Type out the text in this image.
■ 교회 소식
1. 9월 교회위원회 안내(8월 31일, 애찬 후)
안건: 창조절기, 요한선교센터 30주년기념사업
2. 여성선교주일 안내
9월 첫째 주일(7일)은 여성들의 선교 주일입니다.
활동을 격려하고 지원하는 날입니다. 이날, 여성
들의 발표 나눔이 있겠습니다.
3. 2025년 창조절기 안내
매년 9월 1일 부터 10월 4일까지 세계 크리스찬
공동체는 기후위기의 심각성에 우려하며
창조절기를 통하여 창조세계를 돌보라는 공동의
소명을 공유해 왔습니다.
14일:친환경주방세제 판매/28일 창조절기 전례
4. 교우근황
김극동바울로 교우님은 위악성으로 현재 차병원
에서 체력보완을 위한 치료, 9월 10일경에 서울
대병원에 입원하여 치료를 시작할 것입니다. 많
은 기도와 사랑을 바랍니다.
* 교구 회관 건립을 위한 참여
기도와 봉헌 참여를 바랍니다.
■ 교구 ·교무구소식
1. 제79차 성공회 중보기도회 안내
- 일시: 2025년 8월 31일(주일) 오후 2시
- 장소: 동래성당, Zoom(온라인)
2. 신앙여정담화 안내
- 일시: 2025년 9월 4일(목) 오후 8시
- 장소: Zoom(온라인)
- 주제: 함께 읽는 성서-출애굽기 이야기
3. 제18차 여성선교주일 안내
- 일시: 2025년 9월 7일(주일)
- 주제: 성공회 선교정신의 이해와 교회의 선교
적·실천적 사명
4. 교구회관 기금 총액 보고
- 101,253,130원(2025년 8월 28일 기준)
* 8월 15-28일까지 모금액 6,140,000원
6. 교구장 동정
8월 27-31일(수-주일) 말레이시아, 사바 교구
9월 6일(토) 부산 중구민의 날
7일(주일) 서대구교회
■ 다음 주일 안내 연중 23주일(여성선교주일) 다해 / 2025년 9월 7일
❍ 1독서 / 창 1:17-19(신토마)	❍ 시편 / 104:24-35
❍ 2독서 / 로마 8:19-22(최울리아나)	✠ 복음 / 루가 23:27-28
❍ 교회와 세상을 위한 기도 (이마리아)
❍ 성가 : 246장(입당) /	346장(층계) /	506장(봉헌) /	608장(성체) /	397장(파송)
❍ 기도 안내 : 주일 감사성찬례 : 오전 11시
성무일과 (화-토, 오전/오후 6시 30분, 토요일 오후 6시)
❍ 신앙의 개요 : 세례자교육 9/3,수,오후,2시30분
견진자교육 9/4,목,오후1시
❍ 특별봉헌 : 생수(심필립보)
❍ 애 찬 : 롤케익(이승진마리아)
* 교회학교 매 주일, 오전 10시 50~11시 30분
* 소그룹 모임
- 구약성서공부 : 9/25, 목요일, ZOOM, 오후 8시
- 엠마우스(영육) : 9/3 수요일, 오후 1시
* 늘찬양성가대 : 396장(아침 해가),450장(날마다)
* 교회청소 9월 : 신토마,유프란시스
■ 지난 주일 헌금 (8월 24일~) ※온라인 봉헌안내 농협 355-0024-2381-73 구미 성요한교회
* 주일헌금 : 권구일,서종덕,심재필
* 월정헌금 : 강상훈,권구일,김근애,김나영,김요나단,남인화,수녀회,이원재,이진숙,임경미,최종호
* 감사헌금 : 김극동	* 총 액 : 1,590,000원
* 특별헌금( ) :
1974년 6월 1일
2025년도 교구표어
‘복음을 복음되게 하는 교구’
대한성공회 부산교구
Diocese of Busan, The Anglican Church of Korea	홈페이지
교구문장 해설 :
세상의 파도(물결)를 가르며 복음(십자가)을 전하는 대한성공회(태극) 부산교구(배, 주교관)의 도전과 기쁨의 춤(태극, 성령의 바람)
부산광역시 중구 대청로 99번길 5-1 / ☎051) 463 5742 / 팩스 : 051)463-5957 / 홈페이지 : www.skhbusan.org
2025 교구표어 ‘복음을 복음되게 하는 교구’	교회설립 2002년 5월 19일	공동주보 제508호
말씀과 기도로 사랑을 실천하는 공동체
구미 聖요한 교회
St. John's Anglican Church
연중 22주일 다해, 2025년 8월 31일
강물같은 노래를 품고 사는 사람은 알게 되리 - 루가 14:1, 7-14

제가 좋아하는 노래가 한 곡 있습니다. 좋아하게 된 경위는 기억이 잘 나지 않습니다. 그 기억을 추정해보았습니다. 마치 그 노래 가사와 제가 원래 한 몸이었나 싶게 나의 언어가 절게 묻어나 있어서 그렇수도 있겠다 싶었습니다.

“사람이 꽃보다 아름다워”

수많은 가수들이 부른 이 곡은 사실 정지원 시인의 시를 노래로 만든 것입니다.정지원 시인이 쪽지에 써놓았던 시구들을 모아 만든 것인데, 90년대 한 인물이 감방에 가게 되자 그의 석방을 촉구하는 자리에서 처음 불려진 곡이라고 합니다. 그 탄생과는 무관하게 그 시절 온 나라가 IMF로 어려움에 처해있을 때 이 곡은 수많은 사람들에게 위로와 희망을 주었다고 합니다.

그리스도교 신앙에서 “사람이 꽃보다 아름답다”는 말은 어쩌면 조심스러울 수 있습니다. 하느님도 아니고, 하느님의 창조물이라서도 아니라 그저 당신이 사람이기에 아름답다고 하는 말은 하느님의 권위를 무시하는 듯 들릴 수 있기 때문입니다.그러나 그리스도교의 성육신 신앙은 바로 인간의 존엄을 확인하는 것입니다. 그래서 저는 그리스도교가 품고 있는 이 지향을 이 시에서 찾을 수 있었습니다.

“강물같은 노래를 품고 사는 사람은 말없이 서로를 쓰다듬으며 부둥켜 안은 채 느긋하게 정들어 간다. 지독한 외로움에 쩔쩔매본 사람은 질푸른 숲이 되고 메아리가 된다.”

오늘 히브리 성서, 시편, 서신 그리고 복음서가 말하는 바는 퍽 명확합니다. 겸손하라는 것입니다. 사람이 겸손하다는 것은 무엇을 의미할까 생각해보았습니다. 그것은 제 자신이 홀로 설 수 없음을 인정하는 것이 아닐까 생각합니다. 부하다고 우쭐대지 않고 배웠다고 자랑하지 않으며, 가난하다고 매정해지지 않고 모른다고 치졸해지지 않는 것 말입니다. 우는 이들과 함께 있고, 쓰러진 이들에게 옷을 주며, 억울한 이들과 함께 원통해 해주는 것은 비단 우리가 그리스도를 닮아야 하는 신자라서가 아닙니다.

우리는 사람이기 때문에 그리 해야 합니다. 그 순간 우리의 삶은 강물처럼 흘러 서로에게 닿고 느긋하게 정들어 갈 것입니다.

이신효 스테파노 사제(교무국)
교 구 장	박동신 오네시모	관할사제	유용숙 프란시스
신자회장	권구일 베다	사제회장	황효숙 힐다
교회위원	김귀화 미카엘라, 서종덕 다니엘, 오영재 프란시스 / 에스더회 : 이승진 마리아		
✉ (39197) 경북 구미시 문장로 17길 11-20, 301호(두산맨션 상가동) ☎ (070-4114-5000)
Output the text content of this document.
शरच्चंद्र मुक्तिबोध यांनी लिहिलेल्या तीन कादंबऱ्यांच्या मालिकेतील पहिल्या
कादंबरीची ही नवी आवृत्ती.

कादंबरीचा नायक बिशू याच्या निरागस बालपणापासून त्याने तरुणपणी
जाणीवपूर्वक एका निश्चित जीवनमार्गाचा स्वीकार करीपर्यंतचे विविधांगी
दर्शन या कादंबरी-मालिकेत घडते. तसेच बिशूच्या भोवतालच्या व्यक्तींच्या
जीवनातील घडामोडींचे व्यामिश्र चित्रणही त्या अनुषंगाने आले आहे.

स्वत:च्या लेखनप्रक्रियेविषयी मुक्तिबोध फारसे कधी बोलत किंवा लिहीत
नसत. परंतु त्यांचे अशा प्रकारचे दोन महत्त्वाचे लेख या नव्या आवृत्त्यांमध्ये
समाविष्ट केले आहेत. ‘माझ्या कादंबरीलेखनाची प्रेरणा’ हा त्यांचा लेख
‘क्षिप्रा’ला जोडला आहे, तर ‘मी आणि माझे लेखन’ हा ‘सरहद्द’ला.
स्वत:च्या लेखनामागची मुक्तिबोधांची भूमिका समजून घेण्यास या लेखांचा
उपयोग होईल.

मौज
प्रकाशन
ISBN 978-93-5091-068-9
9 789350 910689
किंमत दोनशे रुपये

^^^^^^^^^^^^^^^^

- **GIVEN REQUEST**: Scan the entries above for the word "this" and collect each line holding it.

- **CORRECT RESULT**:
Type out the text in this image.
Output the text content of this document.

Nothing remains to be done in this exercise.